> **YOUR INSTRUCTIONS**
Below are records. Count every line containing the word "JSON" and give the number alone.

> **MATERIALS PROVIDED**
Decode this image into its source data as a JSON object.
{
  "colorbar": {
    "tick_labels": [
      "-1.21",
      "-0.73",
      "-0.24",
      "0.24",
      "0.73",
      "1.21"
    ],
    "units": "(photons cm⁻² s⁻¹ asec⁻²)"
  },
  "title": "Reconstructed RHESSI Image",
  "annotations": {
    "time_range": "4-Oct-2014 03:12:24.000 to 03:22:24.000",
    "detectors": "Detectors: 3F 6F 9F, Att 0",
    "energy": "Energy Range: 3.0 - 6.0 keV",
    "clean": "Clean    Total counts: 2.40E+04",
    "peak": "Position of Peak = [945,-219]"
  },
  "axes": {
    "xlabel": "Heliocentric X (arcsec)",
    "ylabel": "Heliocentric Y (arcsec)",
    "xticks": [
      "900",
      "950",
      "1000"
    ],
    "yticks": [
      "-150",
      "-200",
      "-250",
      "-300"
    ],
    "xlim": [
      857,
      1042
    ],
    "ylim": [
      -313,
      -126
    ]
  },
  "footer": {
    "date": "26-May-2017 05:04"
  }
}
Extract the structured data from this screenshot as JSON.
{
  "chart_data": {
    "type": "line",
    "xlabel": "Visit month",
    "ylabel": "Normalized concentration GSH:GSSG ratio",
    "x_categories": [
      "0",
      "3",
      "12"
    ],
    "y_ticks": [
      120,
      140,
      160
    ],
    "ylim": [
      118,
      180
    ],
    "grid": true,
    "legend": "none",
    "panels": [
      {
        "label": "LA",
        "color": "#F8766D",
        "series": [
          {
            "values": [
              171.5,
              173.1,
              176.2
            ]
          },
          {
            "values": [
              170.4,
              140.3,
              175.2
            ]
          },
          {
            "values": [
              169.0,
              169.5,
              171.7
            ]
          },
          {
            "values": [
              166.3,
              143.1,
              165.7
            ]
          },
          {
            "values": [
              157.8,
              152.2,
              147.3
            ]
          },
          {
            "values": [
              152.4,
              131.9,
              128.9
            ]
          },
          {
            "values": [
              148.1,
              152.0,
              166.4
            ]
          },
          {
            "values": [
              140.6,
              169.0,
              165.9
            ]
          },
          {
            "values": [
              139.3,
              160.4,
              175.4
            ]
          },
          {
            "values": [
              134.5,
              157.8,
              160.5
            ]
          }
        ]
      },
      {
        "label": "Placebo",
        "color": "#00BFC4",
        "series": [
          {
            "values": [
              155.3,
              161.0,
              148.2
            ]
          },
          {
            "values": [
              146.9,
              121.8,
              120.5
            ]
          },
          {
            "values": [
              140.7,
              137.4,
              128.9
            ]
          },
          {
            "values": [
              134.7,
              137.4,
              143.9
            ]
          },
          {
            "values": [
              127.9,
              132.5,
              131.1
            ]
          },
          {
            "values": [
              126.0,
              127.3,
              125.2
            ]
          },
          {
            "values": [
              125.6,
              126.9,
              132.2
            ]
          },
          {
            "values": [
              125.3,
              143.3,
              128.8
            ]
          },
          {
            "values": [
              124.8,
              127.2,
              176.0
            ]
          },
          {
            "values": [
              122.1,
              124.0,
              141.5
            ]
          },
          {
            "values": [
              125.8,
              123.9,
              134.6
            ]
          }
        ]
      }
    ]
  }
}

> **TASK ANSWER**
2